Reproduce the material word for word, from its first line down through the line that contains "131, 379, 146]".

- - - -

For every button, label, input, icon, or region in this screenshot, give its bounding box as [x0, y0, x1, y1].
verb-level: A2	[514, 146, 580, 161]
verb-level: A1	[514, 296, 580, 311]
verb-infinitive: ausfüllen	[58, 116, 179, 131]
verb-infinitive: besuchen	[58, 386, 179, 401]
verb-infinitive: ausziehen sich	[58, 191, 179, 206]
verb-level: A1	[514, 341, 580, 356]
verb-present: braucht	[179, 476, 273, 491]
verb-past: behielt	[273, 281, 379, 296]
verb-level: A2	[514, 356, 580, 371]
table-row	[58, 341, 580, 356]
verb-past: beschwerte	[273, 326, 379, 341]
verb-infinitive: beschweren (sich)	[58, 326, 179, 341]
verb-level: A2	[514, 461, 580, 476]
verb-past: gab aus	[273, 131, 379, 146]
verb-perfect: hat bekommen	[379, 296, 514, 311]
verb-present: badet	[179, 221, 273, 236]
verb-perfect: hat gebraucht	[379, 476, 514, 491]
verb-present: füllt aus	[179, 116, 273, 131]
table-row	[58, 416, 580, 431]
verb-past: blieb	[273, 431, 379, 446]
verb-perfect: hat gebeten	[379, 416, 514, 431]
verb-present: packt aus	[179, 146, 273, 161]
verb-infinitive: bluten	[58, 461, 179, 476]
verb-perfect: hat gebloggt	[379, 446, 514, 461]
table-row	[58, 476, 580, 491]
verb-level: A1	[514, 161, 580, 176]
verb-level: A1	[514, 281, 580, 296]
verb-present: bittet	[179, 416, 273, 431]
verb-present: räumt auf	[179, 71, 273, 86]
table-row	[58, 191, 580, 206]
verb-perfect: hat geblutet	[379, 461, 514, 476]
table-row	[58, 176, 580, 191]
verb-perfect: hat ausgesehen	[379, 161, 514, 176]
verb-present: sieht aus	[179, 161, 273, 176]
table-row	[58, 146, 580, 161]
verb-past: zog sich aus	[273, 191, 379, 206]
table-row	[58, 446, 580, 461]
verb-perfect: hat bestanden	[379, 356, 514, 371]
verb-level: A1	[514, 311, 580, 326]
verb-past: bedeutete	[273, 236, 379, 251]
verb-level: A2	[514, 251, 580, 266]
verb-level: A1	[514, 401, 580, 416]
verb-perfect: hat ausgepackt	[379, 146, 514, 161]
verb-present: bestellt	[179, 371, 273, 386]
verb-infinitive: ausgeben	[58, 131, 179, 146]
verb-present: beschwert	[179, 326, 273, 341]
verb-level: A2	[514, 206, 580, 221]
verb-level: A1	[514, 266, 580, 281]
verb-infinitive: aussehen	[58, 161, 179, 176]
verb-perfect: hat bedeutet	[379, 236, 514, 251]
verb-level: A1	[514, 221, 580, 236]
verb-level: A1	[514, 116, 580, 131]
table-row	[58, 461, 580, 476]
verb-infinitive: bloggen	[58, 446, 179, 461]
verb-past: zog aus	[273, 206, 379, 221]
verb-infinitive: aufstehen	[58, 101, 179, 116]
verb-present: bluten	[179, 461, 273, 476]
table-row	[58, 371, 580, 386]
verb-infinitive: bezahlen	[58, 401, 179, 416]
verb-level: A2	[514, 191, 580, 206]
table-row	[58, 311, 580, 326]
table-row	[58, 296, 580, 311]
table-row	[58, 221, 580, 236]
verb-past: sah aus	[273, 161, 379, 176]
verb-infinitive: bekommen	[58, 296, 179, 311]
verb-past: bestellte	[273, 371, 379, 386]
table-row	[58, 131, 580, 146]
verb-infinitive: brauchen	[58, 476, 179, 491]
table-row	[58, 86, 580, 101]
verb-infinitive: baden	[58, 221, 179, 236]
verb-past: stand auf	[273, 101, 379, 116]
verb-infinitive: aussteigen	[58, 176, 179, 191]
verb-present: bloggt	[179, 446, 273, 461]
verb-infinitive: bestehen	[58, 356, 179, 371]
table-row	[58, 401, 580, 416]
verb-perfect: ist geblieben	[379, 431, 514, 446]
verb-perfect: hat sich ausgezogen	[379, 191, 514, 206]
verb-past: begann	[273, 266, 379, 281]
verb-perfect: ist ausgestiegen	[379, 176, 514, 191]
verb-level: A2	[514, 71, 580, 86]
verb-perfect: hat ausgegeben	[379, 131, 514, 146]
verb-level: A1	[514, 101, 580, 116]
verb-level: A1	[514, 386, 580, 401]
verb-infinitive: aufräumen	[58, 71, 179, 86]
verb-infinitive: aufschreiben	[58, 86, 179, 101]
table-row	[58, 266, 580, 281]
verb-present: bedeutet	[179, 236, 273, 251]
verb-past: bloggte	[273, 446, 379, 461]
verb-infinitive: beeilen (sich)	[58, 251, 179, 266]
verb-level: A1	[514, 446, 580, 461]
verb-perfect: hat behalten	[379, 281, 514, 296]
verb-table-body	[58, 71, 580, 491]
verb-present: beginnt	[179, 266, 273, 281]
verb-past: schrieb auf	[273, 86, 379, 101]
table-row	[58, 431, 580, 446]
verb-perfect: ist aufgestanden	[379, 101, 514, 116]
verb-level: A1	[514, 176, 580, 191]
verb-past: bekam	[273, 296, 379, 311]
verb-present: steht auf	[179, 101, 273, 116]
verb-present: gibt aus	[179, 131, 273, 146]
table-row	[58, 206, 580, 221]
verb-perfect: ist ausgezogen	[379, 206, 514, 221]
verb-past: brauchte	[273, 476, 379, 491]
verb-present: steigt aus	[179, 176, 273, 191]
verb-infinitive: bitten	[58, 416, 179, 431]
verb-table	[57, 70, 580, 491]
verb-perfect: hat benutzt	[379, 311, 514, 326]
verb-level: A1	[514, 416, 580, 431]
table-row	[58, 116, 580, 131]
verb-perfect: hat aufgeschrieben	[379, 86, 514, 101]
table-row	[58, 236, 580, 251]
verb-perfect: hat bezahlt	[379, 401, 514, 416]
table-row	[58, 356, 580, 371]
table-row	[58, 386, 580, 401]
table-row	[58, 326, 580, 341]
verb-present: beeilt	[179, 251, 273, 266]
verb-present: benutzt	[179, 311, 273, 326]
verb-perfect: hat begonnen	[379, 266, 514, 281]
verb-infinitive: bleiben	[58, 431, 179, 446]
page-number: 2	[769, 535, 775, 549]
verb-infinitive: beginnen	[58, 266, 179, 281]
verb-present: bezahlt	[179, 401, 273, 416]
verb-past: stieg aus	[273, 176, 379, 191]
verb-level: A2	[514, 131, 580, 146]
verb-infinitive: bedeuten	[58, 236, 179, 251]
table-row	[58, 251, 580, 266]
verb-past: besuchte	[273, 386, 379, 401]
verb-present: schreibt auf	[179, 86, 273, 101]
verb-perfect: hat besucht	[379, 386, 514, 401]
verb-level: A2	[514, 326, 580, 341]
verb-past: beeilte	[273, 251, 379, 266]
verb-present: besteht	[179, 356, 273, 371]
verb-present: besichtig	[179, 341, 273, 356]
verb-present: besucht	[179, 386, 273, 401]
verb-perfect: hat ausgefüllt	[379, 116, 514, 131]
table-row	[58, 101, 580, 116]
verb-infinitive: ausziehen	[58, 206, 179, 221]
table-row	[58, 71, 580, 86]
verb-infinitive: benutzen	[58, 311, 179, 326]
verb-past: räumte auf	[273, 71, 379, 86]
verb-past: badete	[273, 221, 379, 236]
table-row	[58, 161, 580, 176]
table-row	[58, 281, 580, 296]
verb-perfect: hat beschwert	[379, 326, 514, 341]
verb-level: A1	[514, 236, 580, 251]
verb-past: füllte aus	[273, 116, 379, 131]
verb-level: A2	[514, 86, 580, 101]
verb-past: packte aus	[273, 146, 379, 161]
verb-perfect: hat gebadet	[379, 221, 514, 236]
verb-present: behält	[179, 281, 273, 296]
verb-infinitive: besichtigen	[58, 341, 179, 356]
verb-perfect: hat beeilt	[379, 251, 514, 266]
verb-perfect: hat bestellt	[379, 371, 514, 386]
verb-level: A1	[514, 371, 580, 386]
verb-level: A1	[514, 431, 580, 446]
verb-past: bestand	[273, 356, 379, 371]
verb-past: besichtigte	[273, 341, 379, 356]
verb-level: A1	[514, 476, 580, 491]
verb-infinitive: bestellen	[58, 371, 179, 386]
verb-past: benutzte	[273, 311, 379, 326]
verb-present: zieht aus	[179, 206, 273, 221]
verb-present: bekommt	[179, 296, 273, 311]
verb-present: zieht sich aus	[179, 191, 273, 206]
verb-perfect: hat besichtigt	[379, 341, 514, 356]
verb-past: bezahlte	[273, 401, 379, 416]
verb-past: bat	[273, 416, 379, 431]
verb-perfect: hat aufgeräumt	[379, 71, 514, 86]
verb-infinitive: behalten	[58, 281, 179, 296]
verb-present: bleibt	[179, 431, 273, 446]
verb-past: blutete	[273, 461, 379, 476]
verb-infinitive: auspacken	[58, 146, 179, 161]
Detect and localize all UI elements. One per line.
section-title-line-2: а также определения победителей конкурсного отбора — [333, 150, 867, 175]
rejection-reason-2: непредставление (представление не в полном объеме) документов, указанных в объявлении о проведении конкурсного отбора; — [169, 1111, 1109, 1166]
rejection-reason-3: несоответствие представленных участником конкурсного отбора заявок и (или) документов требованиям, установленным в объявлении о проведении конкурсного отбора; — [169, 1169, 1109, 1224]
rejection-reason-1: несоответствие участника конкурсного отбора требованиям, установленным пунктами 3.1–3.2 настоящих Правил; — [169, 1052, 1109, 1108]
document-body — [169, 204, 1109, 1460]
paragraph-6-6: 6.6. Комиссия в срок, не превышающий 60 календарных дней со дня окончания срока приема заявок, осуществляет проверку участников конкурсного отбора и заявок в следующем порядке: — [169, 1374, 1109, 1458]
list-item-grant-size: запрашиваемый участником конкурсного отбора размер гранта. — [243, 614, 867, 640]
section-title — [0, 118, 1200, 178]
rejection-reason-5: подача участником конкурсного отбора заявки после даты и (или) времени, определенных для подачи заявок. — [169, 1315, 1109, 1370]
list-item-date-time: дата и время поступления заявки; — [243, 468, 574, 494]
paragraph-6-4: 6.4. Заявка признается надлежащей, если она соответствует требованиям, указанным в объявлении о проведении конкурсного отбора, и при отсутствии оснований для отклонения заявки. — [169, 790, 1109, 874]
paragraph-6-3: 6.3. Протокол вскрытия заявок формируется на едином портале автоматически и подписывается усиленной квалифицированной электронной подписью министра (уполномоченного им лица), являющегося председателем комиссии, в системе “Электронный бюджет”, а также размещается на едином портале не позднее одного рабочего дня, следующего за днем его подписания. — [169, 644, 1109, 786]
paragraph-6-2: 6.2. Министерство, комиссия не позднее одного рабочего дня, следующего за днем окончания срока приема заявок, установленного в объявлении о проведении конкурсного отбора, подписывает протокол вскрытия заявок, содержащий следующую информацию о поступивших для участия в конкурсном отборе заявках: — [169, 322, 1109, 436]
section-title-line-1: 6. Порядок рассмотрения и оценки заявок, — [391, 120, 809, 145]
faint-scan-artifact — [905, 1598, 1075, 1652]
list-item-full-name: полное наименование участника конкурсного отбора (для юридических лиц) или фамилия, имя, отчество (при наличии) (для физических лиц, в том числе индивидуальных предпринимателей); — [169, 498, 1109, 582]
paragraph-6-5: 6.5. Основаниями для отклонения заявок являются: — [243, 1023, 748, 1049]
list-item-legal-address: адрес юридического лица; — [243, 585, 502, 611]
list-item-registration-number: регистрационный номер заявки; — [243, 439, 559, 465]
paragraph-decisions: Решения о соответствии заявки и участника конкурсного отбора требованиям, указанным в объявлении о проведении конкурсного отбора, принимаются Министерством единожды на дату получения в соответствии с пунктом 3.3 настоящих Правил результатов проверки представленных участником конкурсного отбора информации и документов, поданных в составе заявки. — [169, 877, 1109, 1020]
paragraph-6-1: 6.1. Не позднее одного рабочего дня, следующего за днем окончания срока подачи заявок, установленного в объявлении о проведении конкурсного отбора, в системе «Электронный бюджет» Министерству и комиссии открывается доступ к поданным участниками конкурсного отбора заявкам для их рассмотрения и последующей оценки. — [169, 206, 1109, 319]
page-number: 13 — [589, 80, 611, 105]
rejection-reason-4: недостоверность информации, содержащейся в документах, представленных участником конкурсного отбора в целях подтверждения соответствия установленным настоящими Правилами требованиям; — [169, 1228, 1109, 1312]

- - - -

> Reply to the task
For every button, label, input, icon, or region in this screenshot, give its bounding box as [x0, y0, x1, y1].
verb-level: A2	[514, 146, 580, 161]
verb-level: A1	[514, 296, 580, 311]
verb-infinitive: ausfüllen	[58, 116, 179, 131]
verb-infinitive: besuchen	[58, 386, 179, 401]
verb-infinitive: ausziehen sich	[58, 191, 179, 206]
verb-level: A1	[514, 341, 580, 356]
verb-present: braucht	[179, 476, 273, 491]
verb-past: behielt	[273, 281, 379, 296]
verb-level: A2	[514, 356, 580, 371]
table-row	[58, 341, 580, 356]
verb-past: beschwerte	[273, 326, 379, 341]
verb-infinitive: beschweren (sich)	[58, 326, 179, 341]
verb-level: A2	[514, 461, 580, 476]
verb-past: gab aus	[273, 131, 379, 146]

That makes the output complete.